**SET PROBLEM**
Below are some records. Pull every line that contains the word "advertising".
## Start
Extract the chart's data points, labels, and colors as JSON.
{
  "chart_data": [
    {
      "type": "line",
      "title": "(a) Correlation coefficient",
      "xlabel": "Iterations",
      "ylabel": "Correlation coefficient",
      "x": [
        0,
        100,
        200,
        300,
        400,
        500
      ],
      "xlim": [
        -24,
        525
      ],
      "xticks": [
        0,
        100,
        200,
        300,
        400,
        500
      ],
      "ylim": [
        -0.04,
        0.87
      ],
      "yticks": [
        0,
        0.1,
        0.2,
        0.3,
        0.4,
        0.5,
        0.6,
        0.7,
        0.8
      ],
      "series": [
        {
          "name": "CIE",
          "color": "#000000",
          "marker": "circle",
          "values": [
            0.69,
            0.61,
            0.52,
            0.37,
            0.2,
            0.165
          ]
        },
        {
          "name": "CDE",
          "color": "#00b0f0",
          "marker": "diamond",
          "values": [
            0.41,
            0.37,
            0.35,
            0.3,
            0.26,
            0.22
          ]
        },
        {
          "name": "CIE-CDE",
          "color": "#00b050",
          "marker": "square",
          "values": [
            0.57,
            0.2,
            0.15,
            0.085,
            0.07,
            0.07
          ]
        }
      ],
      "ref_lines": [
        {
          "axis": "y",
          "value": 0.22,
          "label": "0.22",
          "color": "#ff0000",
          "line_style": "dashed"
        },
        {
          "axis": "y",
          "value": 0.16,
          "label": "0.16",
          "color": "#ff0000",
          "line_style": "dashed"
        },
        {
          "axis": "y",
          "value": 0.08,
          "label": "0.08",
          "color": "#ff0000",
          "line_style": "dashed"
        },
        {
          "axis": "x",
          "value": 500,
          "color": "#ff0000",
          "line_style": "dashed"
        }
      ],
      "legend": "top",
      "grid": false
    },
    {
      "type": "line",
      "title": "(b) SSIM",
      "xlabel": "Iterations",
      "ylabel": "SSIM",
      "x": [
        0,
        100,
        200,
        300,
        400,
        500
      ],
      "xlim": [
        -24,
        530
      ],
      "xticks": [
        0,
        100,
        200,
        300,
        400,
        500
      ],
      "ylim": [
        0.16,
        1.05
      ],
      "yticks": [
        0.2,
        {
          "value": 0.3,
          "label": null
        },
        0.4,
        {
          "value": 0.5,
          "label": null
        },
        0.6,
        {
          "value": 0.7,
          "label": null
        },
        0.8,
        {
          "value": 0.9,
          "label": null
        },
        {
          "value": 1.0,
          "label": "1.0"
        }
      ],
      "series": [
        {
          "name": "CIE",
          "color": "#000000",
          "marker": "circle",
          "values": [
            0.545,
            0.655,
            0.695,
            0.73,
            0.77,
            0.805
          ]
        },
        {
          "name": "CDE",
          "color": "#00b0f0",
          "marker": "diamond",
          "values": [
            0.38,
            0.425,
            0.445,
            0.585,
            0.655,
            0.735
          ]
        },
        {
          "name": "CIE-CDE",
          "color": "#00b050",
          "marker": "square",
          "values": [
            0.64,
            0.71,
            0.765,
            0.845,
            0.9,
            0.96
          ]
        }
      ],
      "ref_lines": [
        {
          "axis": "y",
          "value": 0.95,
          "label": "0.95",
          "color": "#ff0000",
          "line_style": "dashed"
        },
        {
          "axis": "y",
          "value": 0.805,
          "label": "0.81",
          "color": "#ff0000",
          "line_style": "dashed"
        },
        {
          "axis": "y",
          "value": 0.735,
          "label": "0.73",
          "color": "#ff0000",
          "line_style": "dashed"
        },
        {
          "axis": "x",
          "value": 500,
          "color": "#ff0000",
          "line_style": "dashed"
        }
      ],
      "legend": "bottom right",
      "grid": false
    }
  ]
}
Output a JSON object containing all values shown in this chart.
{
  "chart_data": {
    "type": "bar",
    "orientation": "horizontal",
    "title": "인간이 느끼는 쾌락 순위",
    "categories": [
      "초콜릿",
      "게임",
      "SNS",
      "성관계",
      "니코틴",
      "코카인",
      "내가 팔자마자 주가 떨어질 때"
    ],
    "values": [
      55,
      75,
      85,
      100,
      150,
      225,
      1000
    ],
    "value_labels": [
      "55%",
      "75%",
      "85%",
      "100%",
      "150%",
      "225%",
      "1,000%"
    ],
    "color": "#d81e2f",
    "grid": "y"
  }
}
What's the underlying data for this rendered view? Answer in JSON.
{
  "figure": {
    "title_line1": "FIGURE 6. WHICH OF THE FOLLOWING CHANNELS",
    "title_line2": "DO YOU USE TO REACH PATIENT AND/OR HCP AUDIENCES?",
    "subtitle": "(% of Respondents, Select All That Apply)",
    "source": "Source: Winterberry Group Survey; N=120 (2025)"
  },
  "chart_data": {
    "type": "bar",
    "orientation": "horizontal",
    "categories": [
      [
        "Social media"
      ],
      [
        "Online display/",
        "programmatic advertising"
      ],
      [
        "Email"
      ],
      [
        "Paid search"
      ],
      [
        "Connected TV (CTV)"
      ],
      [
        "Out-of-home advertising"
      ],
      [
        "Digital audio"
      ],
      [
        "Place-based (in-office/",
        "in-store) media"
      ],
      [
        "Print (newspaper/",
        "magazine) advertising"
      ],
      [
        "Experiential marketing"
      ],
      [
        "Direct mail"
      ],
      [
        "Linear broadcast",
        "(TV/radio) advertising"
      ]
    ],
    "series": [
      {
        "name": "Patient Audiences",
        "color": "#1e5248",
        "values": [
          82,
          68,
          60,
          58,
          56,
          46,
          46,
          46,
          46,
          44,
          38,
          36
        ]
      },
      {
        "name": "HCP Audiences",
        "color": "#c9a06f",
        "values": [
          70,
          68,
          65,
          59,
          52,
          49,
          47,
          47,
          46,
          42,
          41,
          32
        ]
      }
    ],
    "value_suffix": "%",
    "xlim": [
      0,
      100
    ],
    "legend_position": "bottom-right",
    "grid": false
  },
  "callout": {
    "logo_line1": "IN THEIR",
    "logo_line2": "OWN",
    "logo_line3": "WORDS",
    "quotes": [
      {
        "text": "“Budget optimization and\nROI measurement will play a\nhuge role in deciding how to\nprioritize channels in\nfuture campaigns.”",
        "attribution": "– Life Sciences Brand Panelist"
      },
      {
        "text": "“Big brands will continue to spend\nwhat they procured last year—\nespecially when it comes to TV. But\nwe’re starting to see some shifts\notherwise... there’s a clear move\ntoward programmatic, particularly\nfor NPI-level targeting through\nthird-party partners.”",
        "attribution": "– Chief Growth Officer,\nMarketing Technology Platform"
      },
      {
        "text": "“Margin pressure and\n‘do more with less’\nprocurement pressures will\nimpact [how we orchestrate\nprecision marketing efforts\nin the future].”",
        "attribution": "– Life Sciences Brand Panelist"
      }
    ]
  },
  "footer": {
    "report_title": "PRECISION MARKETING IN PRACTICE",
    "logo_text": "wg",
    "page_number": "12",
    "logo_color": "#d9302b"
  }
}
## End
**TASK OUTPUT**
        "programmatic advertising"
        "Out-of-home advertising"
        "magazine) advertising"
        "(TV/radio) advertising"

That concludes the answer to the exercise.